*THE TASK*: Write out the listing below in full and exactly, leaving out every picture.

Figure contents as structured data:
▼
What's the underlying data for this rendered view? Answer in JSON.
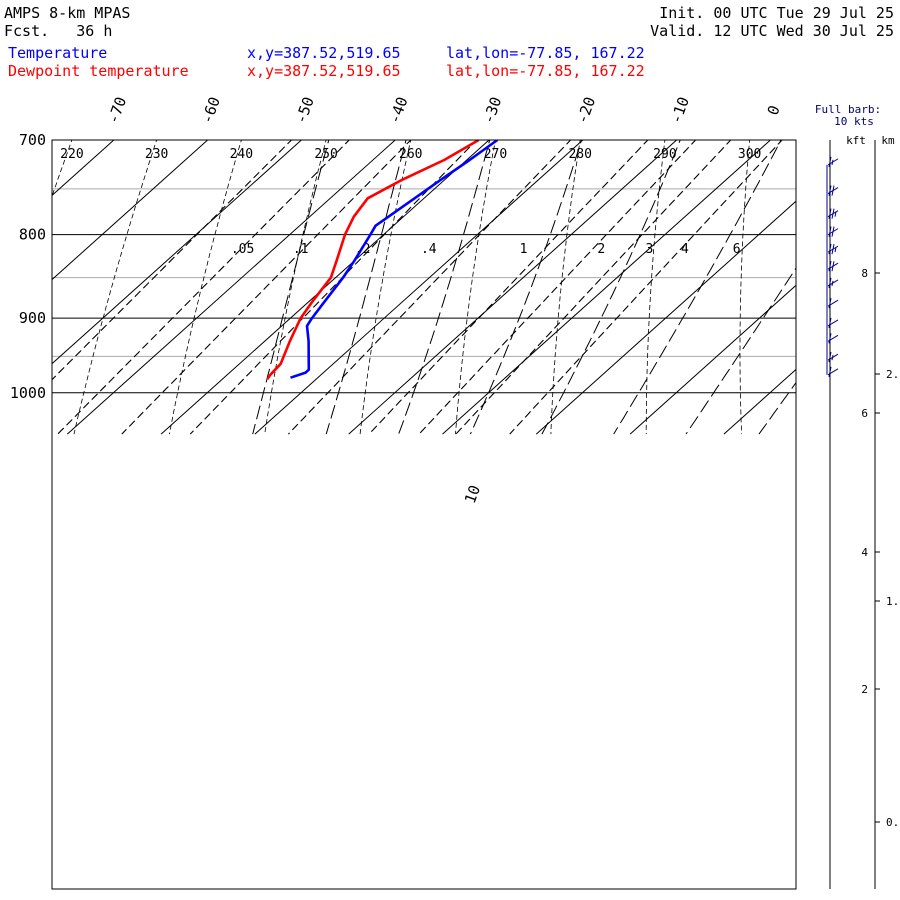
{
  "header": {
    "model": "AMPS 8-km MPAS",
    "fcst_label": "Fcst.",
    "fcst_value": "36 h",
    "init": "Init. 00 UTC Tue 29 Jul 25",
    "valid": "Valid. 12 UTC Wed 30 Jul 25"
  },
  "legend": [
    {
      "name": "Temperature",
      "xy": "x,y=387.52,519.65",
      "latlon": "lat,lon=-77.85, 167.22",
      "color": "#0000ff"
    },
    {
      "name": "Dewpoint temperature",
      "xy": "x,y=387.52,519.65",
      "latlon": "lat,lon=-77.85, 167.22",
      "color": "#ff0000"
    }
  ],
  "wind_panel": {
    "title_1": "Full barb:",
    "title_2": "10 kts",
    "unit_kft": "kft",
    "unit_km": "km"
  },
  "chart_data": {
    "type": "line",
    "chart_kind": "skew-T log-p sounding",
    "y_axis": {
      "quantity": "pressure",
      "scale": "log",
      "range": [
        1040,
        700
      ],
      "ticks": [
        700,
        800,
        900,
        1000
      ],
      "grid": [
        700,
        750,
        800,
        850,
        900,
        950,
        1000
      ]
    },
    "temperature_ticks": [
      -70,
      -60,
      -50,
      -40,
      -30,
      -20,
      -10,
      0
    ],
    "isotherm_ticks_extra": [
      10
    ],
    "potential_temperature_labels": [
      220,
      230,
      240,
      250,
      260,
      270,
      280,
      290,
      300
    ],
    "mixing_ratio_labels": [
      ".05",
      ".1",
      ".2",
      ".4",
      "1",
      "2",
      "3",
      "4",
      "6"
    ],
    "series": [
      {
        "name": "Temperature",
        "color": "#0000ff",
        "points": [
          {
            "p": 700,
            "t": -29.1
          },
          {
            "p": 720,
            "t": -29.7
          },
          {
            "p": 740,
            "t": -30.4
          },
          {
            "p": 760,
            "t": -31.0
          },
          {
            "p": 790,
            "t": -31.9
          },
          {
            "p": 800,
            "t": -31.4
          },
          {
            "p": 830,
            "t": -30.0
          },
          {
            "p": 850,
            "t": -29.2
          },
          {
            "p": 880,
            "t": -28.3
          },
          {
            "p": 900,
            "t": -27.7
          },
          {
            "p": 910,
            "t": -27.3
          },
          {
            "p": 930,
            "t": -25.3
          },
          {
            "p": 950,
            "t": -23.5
          },
          {
            "p": 968,
            "t": -21.9
          },
          {
            "p": 972,
            "t": -21.9
          },
          {
            "p": 979,
            "t": -22.9
          }
        ]
      },
      {
        "name": "Dewpoint temperature",
        "color": "#ff0000",
        "points": [
          {
            "p": 700,
            "t": -31.1
          },
          {
            "p": 720,
            "t": -32.4
          },
          {
            "p": 740,
            "t": -34.5
          },
          {
            "p": 760,
            "t": -36.0
          },
          {
            "p": 780,
            "t": -35.3
          },
          {
            "p": 800,
            "t": -34.1
          },
          {
            "p": 830,
            "t": -31.9
          },
          {
            "p": 850,
            "t": -30.5
          },
          {
            "p": 880,
            "t": -29.6
          },
          {
            "p": 900,
            "t": -28.9
          },
          {
            "p": 930,
            "t": -27.3
          },
          {
            "p": 960,
            "t": -25.6
          },
          {
            "p": 975,
            "t": -25.4
          },
          {
            "p": 981,
            "t": -25.2
          }
        ]
      }
    ],
    "height_ticks_kft": [
      2,
      4,
      6,
      8
    ],
    "height_ticks_km": [
      "0",
      "1",
      "2"
    ],
    "height_ticks_kft_values": [
      2,
      4,
      6,
      8
    ],
    "height_ticks_km_values": [
      0,
      1,
      2
    ],
    "wind_barbs": [
      {
        "p": 975,
        "barbs": 1.0
      },
      {
        "p": 955,
        "barbs": 1.5
      },
      {
        "p": 930,
        "barbs": 1.0
      },
      {
        "p": 910,
        "barbs": 1.0
      },
      {
        "p": 885,
        "barbs": 1.0
      },
      {
        "p": 860,
        "barbs": 1.5
      },
      {
        "p": 840,
        "barbs": 2.0
      },
      {
        "p": 820,
        "barbs": 2.5
      },
      {
        "p": 800,
        "barbs": 2.0
      },
      {
        "p": 780,
        "barbs": 2.5
      },
      {
        "p": 755,
        "barbs": 2.0
      },
      {
        "p": 725,
        "barbs": 1.5
      }
    ]
  }
}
▲
*THE ANSWER*:
What's the underlying data for this rendered view? Answer in JSON.
{
  "header": {
    "model": "AMPS 8-km MPAS",
    "fcst_label": "Fcst.",
    "fcst_value": "36 h",
    "init": "Init. 00 UTC Tue 29 Jul 25",
    "valid": "Valid. 12 UTC Wed 30 Jul 25"
  },
  "legend": [
    {
      "name": "Temperature",
      "xy": "x,y=387.52,519.65",
      "latlon": "lat,lon=-77.85, 167.22",
      "color": "#0000ff"
    },
    {
      "name": "Dewpoint temperature",
      "xy": "x,y=387.52,519.65",
      "latlon": "lat,lon=-77.85, 167.22",
      "color": "#ff0000"
    }
  ],
  "wind_panel": {
    "title_1": "Full barb:",
    "title_2": "10 kts",
    "unit_kft": "kft",
    "unit_km": "km"
  },
  "chart_data": {
    "type": "line",
    "chart_kind": "skew-T log-p sounding",
    "y_axis": {
      "quantity": "pressure",
      "scale": "log",
      "range": [
        1040,
        700
      ],
      "ticks": [
        700,
        800,
        900,
        1000
      ],
      "grid": [
        700,
        750,
        800,
        850,
        900,
        950,
        1000
      ]
    },
    "temperature_ticks": [
      -70,
      -60,
      -50,
      -40,
      -30,
      -20,
      -10,
      0
    ],
    "isotherm_ticks_extra": [
      10
    ],
    "potential_temperature_labels": [
      220,
      230,
      240,
      250,
      260,
      270,
      280,
      290,
      300
    ],
    "mixing_ratio_labels": [
      ".05",
      ".1",
      ".2",
      ".4",
      "1",
      "2",
      "3",
      "4",
      "6"
    ],
    "series": [
      {
        "name": "Temperature",
        "color": "#0000ff",
        "points": [
          {
            "p": 700,
            "t": -29.1
          },
          {
            "p": 720,
            "t": -29.7
          },
          {
            "p": 740,
            "t": -30.4
          },
          {
            "p": 760,
            "t": -31.0
          },
          {
            "p": 790,
            "t": -31.9
          },
          {
            "p": 800,
            "t": -31.4
          },
          {
            "p": 830,
            "t": -30.0
          },
          {
            "p": 850,
            "t": -29.2
          },
          {
            "p": 880,
            "t": -28.3
          },
          {
            "p": 900,
            "t": -27.7
          },
          {
            "p": 910,
            "t": -27.3
          },
          {
            "p": 930,
            "t": -25.3
          },
          {
            "p": 950,
            "t": -23.5
          },
          {
            "p": 968,
            "t": -21.9
          },
          {
            "p": 972,
            "t": -21.9
          },
          {
            "p": 979,
            "t": -22.9
          }
        ]
      },
      {
        "name": "Dewpoint temperature",
        "color": "#ff0000",
        "points": [
          {
            "p": 700,
            "t": -31.1
          },
          {
            "p": 720,
            "t": -32.4
          },
          {
            "p": 740,
            "t": -34.5
          },
          {
            "p": 760,
            "t": -36.0
          },
          {
            "p": 780,
            "t": -35.3
          },
          {
            "p": 800,
            "t": -34.1
          },
          {
            "p": 830,
            "t": -31.9
          },
          {
            "p": 850,
            "t": -30.5
          },
          {
            "p": 880,
            "t": -29.6
          },
          {
            "p": 900,
            "t": -28.9
          },
          {
            "p": 930,
            "t": -27.3
          },
          {
            "p": 960,
            "t": -25.6
          },
          {
            "p": 975,
            "t": -25.4
          },
          {
            "p": 981,
            "t": -25.2
          }
        ]
      }
    ],
    "height_ticks_kft": [
      2,
      4,
      6,
      8
    ],
    "height_ticks_km": [
      "0",
      "1",
      "2"
    ],
    "height_ticks_kft_values": [
      2,
      4,
      6,
      8
    ],
    "height_ticks_km_values": [
      0,
      1,
      2
    ],
    "wind_barbs": [
      {
        "p": 975,
        "barbs": 1.0
      },
      {
        "p": 955,
        "barbs": 1.5
      },
      {
        "p": 930,
        "barbs": 1.0
      },
      {
        "p": 910,
        "barbs": 1.0
      },
      {
        "p": 885,
        "barbs": 1.0
      },
      {
        "p": 860,
        "barbs": 1.5
      },
      {
        "p": 840,
        "barbs": 2.0
      },
      {
        "p": 820,
        "barbs": 2.5
      },
      {
        "p": 800,
        "barbs": 2.0
      },
      {
        "p": 780,
        "barbs": 2.5
      },
      {
        "p": 755,
        "barbs": 2.0
      },
      {
        "p": 725,
        "barbs": 1.5
      }
    ]
  }
}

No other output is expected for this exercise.